Records that describe figures:
◆ ◆ ◆ ◆

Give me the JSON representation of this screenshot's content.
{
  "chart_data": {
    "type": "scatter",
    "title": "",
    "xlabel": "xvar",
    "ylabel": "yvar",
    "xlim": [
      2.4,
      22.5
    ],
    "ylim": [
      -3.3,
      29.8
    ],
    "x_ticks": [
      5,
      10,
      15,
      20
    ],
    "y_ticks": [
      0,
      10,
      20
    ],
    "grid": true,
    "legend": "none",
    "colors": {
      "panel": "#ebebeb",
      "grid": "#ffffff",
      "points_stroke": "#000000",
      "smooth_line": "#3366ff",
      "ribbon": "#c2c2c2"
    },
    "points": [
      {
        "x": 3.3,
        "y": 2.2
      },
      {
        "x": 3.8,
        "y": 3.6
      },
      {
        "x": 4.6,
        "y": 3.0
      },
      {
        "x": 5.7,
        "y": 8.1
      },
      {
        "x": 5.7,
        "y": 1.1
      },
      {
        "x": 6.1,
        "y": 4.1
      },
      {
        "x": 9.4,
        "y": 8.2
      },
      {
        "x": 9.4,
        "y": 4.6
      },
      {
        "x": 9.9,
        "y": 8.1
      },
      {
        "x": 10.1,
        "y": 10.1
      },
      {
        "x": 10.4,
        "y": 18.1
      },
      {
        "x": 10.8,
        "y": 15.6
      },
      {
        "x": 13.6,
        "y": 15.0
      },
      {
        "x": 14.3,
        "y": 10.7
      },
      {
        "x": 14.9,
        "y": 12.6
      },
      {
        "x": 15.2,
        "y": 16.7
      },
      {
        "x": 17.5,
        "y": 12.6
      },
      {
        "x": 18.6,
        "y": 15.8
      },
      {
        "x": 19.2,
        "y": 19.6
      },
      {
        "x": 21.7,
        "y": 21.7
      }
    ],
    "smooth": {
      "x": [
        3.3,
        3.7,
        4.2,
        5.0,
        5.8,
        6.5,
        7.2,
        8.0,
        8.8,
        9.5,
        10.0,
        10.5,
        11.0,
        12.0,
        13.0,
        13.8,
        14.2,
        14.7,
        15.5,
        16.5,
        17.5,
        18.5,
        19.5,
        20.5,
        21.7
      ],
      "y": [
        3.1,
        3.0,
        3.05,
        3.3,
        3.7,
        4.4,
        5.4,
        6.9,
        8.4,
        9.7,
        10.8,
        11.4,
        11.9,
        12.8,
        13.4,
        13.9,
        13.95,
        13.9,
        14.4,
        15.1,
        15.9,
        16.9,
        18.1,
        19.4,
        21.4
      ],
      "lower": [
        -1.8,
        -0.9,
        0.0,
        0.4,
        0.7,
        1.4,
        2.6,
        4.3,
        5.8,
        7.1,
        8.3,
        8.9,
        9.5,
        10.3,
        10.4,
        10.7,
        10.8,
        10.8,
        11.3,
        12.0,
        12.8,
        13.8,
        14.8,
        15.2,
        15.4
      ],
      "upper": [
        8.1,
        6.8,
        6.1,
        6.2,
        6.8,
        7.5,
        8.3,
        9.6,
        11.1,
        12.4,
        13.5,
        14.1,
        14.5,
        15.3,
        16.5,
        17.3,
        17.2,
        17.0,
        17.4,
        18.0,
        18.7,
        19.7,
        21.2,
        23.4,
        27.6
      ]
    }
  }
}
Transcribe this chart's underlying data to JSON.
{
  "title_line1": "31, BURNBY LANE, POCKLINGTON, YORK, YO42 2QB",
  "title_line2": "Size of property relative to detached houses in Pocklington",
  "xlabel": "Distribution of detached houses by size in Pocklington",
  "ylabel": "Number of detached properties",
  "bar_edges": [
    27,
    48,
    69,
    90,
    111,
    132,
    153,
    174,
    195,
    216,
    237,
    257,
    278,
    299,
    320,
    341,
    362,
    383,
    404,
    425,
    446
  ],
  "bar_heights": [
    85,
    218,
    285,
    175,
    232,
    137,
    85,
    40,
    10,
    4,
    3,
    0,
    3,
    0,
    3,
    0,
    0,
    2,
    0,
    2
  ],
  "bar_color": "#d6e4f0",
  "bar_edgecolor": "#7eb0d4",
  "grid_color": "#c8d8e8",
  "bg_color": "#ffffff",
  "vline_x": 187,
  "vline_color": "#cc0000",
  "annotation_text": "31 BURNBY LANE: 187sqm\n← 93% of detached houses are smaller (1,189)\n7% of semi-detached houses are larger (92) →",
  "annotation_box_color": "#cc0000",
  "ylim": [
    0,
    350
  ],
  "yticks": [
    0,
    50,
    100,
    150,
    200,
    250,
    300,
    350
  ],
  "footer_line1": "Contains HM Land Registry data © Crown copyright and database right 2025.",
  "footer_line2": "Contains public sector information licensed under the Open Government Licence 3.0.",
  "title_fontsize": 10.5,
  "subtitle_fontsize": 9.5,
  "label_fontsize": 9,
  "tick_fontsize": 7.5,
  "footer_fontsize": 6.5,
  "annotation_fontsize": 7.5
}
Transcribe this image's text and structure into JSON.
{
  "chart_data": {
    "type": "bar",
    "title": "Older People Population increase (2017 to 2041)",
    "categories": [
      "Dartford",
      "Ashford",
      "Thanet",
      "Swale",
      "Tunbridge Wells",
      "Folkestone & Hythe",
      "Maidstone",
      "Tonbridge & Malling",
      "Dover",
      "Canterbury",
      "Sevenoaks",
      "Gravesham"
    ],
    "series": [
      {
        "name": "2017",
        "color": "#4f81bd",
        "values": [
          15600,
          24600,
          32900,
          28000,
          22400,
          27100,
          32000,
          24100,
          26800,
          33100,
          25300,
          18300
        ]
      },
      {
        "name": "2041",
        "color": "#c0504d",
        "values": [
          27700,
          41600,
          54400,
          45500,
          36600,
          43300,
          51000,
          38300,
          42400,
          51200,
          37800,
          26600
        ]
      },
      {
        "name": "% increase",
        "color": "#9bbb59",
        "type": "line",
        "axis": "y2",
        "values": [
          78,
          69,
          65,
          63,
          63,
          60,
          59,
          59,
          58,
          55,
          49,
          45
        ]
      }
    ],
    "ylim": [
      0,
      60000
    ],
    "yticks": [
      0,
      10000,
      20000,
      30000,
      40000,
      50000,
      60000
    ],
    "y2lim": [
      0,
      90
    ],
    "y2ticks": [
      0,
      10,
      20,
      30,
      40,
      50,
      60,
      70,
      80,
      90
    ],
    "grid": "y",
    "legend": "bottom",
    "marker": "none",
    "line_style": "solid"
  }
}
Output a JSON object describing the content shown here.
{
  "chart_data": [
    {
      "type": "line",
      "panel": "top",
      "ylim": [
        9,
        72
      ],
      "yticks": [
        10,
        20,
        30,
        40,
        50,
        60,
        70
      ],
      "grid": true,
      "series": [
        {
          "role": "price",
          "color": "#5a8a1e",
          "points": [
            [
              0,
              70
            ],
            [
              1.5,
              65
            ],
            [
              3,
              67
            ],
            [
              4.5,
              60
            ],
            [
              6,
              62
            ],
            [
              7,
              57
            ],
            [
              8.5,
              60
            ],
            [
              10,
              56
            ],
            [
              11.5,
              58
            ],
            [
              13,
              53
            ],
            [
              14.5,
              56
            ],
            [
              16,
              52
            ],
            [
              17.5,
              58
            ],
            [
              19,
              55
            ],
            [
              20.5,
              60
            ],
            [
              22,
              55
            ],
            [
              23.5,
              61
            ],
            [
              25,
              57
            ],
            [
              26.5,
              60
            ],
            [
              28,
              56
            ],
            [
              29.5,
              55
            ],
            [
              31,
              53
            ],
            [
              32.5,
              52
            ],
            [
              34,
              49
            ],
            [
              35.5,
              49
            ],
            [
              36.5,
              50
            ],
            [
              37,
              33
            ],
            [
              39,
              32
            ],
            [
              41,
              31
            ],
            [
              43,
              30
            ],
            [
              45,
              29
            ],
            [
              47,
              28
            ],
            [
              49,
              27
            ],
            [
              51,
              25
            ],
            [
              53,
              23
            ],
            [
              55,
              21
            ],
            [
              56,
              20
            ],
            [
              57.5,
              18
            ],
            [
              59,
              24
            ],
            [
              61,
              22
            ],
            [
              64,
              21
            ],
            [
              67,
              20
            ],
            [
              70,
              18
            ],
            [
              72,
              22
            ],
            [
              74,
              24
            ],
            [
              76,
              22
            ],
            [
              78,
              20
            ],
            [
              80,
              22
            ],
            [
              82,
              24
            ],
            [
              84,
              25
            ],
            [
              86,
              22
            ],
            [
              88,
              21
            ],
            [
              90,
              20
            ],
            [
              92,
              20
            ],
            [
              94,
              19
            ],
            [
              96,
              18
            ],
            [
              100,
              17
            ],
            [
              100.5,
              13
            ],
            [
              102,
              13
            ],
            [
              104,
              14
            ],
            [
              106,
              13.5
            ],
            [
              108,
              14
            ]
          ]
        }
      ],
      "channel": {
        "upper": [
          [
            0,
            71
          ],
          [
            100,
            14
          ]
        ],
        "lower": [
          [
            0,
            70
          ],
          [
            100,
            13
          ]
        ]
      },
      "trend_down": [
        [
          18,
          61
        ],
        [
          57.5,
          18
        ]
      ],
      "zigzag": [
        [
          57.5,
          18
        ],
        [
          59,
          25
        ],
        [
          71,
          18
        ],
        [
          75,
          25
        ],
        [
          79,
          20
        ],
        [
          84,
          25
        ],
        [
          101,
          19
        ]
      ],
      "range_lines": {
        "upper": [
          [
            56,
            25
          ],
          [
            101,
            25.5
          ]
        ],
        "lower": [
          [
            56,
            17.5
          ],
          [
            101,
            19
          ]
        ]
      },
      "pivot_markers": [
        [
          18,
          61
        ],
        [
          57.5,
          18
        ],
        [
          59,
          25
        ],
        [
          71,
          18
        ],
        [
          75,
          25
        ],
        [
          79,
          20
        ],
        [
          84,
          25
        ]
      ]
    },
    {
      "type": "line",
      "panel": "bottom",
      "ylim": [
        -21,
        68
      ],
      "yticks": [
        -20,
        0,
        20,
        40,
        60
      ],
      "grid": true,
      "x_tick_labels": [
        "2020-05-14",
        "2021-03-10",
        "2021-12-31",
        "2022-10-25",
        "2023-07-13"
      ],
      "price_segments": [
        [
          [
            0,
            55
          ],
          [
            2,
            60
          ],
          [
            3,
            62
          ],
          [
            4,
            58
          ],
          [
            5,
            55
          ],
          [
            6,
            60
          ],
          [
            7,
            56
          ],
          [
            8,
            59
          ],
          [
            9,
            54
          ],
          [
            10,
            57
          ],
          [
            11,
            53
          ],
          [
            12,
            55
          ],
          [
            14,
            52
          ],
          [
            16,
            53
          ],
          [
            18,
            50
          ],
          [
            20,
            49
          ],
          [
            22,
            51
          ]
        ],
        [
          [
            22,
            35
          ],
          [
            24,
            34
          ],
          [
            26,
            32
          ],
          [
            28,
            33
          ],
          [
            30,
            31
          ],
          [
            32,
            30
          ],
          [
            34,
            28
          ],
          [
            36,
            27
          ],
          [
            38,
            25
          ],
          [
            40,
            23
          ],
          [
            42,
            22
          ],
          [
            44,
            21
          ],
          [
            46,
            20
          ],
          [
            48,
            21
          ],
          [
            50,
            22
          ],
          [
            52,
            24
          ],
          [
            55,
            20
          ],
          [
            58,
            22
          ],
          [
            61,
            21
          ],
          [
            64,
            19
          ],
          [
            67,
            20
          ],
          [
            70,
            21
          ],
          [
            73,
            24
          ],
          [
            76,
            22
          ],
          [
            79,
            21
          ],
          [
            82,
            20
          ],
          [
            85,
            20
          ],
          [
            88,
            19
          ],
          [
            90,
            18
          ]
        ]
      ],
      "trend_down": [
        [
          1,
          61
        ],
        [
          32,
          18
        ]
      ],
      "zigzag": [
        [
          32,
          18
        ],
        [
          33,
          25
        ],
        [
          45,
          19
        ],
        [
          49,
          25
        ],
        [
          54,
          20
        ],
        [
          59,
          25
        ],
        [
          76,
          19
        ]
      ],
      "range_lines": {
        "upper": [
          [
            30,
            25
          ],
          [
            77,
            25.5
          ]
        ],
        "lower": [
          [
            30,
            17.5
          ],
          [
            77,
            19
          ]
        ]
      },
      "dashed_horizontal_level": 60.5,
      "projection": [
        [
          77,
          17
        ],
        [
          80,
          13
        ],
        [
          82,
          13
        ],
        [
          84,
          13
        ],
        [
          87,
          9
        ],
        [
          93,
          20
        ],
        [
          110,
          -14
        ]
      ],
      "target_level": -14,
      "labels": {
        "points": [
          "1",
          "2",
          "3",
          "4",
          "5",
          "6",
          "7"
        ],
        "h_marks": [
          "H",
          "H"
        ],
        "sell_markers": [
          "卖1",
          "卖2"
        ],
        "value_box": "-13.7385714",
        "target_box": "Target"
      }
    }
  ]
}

◆ ◆ ◆ ◆

Find each line that has the word "LANE", then copy it out.

  "title_line1": "31, BURNBY LANE, POCKLINGTON, YORK, YO42 2QB",
  "annotation_text": "31 BURNBY LANE: 187sqm\n← 93% of detached houses are smaller (1,189)\n7% of semi-detached houses are larger (92) →",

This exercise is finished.